Goal:
Would it be possible to write out each entry below exactly, without the pictures?

Exercise material:
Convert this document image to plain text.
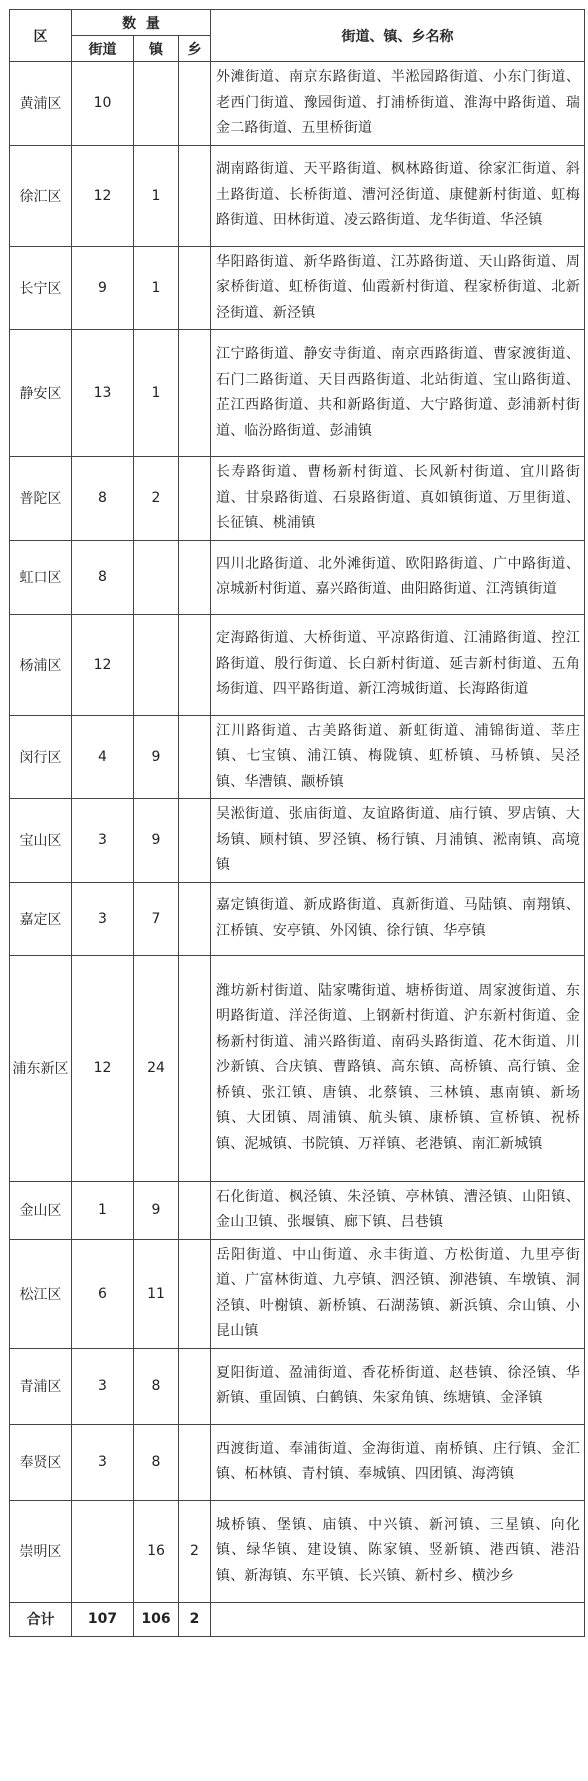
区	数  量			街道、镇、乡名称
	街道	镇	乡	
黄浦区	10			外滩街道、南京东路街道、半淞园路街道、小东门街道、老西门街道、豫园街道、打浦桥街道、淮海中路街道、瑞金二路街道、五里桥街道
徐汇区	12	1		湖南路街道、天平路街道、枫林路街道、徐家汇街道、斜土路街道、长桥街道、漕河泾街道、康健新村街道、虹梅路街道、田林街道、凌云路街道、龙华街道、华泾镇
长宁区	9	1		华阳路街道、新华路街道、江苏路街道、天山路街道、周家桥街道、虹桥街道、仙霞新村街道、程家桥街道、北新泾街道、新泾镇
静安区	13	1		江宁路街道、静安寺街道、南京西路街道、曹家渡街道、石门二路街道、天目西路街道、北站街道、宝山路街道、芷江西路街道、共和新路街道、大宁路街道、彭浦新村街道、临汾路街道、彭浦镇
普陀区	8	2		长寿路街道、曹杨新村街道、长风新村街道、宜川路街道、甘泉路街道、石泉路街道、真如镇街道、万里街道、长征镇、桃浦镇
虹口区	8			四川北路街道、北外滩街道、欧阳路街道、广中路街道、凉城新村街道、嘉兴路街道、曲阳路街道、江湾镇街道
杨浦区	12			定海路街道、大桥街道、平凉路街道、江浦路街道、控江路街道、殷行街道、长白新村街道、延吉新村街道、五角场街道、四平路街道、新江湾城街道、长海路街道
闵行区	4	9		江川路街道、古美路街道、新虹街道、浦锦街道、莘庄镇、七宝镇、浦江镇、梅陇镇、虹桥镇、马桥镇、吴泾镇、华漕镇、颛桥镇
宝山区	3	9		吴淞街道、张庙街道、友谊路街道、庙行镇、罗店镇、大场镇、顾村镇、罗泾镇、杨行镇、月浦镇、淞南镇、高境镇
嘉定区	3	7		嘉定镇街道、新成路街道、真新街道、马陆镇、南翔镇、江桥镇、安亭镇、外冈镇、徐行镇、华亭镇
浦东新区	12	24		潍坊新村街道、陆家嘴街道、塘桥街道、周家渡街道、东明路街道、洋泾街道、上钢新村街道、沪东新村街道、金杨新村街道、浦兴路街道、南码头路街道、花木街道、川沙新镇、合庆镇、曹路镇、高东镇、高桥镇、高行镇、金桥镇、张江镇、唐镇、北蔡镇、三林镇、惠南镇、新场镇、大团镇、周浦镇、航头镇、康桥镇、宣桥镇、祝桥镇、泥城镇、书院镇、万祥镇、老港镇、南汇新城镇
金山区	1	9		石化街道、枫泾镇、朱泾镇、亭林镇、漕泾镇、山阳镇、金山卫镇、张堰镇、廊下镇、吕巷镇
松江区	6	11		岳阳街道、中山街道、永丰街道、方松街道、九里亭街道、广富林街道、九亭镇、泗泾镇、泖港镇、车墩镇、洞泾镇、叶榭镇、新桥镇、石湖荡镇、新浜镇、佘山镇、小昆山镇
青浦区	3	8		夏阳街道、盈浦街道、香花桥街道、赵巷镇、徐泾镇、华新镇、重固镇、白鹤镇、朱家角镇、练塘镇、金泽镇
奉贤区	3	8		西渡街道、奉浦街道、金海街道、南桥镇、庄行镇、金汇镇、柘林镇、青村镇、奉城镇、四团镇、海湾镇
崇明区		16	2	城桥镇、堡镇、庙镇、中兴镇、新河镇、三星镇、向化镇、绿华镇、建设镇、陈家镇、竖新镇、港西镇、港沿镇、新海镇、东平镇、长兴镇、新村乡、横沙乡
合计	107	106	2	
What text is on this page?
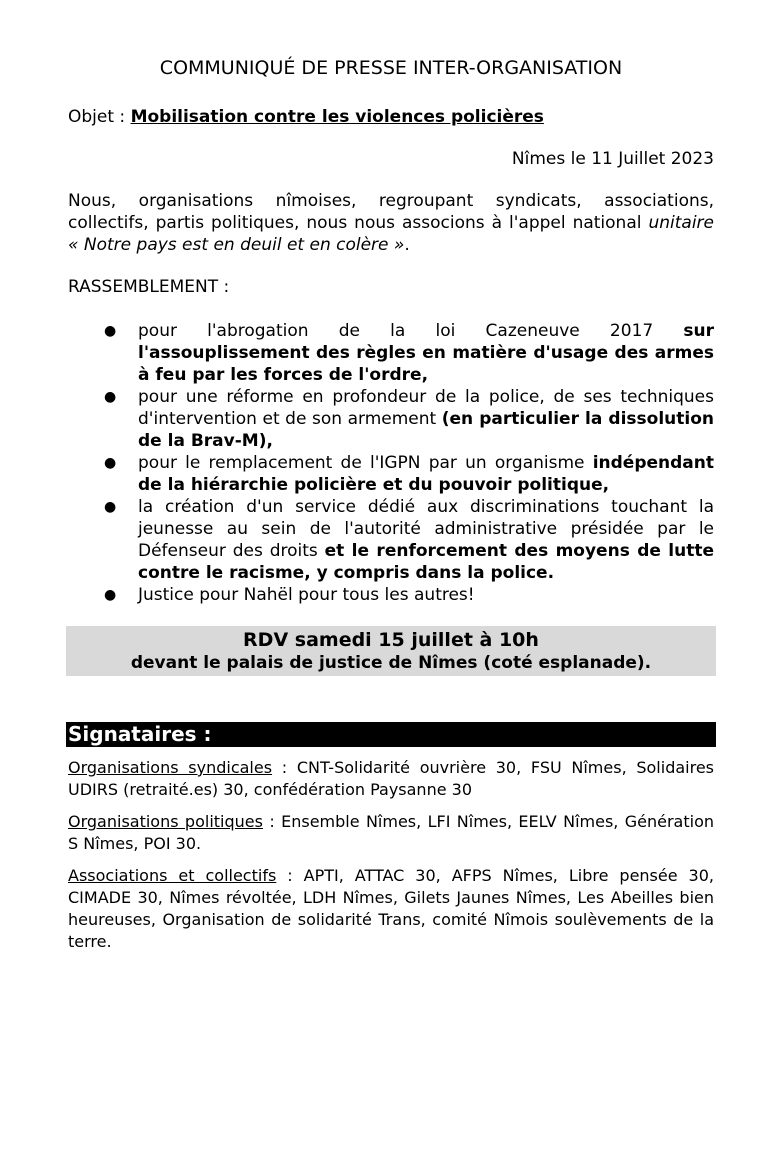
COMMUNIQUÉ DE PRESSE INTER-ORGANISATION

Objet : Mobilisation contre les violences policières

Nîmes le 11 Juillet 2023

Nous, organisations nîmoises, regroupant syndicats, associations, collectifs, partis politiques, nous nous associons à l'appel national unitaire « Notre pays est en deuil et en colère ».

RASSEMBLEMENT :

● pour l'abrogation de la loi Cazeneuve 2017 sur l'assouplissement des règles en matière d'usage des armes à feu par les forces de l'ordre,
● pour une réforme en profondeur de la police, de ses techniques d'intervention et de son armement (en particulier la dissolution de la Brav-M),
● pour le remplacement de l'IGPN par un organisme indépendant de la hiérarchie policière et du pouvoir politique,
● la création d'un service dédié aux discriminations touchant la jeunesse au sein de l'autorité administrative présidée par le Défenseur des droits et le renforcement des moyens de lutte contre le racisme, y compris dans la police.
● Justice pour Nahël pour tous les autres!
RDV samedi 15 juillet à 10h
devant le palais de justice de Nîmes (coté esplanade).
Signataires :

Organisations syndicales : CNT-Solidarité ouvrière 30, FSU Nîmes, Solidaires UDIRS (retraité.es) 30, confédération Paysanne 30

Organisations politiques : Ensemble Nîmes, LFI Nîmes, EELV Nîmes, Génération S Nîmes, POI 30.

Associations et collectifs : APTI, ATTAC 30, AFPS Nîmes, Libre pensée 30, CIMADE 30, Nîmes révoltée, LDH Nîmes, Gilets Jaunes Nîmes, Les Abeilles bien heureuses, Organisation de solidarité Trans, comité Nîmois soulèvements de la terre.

Worked solution:
Convert this document image to plain text.
区	数  量			街道、镇、乡名称
	街道	镇	乡	
黄浦区	10			外滩街道、南京东路街道、半淞园路街道、小东门街道、老西门街道、豫园街道、打浦桥街道、淮海中路街道、瑞金二路街道、五里桥街道
徐汇区	12	1		湖南路街道、天平路街道、枫林路街道、徐家汇街道、斜土路街道、长桥街道、漕河泾街道、康健新村街道、虹梅路街道、田林街道、凌云路街道、龙华街道、华泾镇
长宁区	9	1		华阳路街道、新华路街道、江苏路街道、天山路街道、周家桥街道、虹桥街道、仙霞新村街道、程家桥街道、北新泾街道、新泾镇
静安区	13	1		江宁路街道、静安寺街道、南京西路街道、曹家渡街道、石门二路街道、天目西路街道、北站街道、宝山路街道、芷江西路街道、共和新路街道、大宁路街道、彭浦新村街道、临汾路街道、彭浦镇
普陀区	8	2		长寿路街道、曹杨新村街道、长风新村街道、宜川路街道、甘泉路街道、石泉路街道、真如镇街道、万里街道、长征镇、桃浦镇
虹口区	8			四川北路街道、北外滩街道、欧阳路街道、广中路街道、凉城新村街道、嘉兴路街道、曲阳路街道、江湾镇街道
杨浦区	12			定海路街道、大桥街道、平凉路街道、江浦路街道、控江路街道、殷行街道、长白新村街道、延吉新村街道、五角场街道、四平路街道、新江湾城街道、长海路街道
闵行区	4	9		江川路街道、古美路街道、新虹街道、浦锦街道、莘庄镇、七宝镇、浦江镇、梅陇镇、虹桥镇、马桥镇、吴泾镇、华漕镇、颛桥镇
宝山区	3	9		吴淞街道、张庙街道、友谊路街道、庙行镇、罗店镇、大场镇、顾村镇、罗泾镇、杨行镇、月浦镇、淞南镇、高境镇
嘉定区	3	7		嘉定镇街道、新成路街道、真新街道、马陆镇、南翔镇、江桥镇、安亭镇、外冈镇、徐行镇、华亭镇
浦东新区	12	24		潍坊新村街道、陆家嘴街道、塘桥街道、周家渡街道、东明路街道、洋泾街道、上钢新村街道、沪东新村街道、金杨新村街道、浦兴路街道、南码头路街道、花木街道、川沙新镇、合庆镇、曹路镇、高东镇、高桥镇、高行镇、金桥镇、张江镇、唐镇、北蔡镇、三林镇、惠南镇、新场镇、大团镇、周浦镇、航头镇、康桥镇、宣桥镇、祝桥镇、泥城镇、书院镇、万祥镇、老港镇、南汇新城镇
金山区	1	9		石化街道、枫泾镇、朱泾镇、亭林镇、漕泾镇、山阳镇、金山卫镇、张堰镇、廊下镇、吕巷镇
松江区	6	11		岳阳街道、中山街道、永丰街道、方松街道、九里亭街道、广富林街道、九亭镇、泗泾镇、泖港镇、车墩镇、洞泾镇、叶榭镇、新桥镇、石湖荡镇、新浜镇、佘山镇、小昆山镇
青浦区	3	8		夏阳街道、盈浦街道、香花桥街道、赵巷镇、徐泾镇、华新镇、重固镇、白鹤镇、朱家角镇、练塘镇、金泽镇
奉贤区	3	8		西渡街道、奉浦街道、金海街道、南桥镇、庄行镇、金汇镇、柘林镇、青村镇、奉城镇、四团镇、海湾镇
崇明区		16	2	城桥镇、堡镇、庙镇、中兴镇、新河镇、三星镇、向化镇、绿华镇、建设镇、陈家镇、竖新镇、港西镇、港沿镇、新海镇、东平镇、长兴镇、新村乡、横沙乡
合计	107	106	2	
What text is on this page?
COMMUNIQUÉ DE PRESSE INTER-ORGANISATION

Objet : Mobilisation contre les violences policières

Nîmes le 11 Juillet 2023

Nous, organisations nîmoises, regroupant syndicats, associations, collectifs, partis politiques, nous nous associons à l'appel national unitaire « Notre pays est en deuil et en colère ».

RASSEMBLEMENT :

● pour l'abrogation de la loi Cazeneuve 2017 sur l'assouplissement des règles en matière d'usage des armes à feu par les forces de l'ordre,
● pour une réforme en profondeur de la police, de ses techniques d'intervention et de son armement (en particulier la dissolution de la Brav-M),
● pour le remplacement de l'IGPN par un organisme indépendant de la hiérarchie policière et du pouvoir politique,
● la création d'un service dédié aux discriminations touchant la jeunesse au sein de l'autorité administrative présidée par le Défenseur des droits et le renforcement des moyens de lutte contre le racisme, y compris dans la police.
● Justice pour Nahël pour tous les autres!
RDV samedi 15 juillet à 10h
devant le palais de justice de Nîmes (coté esplanade).
Signataires :

Organisations syndicales : CNT-Solidarité ouvrière 30, FSU Nîmes, Solidaires UDIRS (retraité.es) 30, confédération Paysanne 30

Organisations politiques : Ensemble Nîmes, LFI Nîmes, EELV Nîmes, Génération S Nîmes, POI 30.

Associations et collectifs : APTI, ATTAC 30, AFPS Nîmes, Libre pensée 30, CIMADE 30, Nîmes révoltée, LDH Nîmes, Gilets Jaunes Nîmes, Les Abeilles bien heureuses, Organisation de solidarité Trans, comité Nîmois soulèvements de la terre.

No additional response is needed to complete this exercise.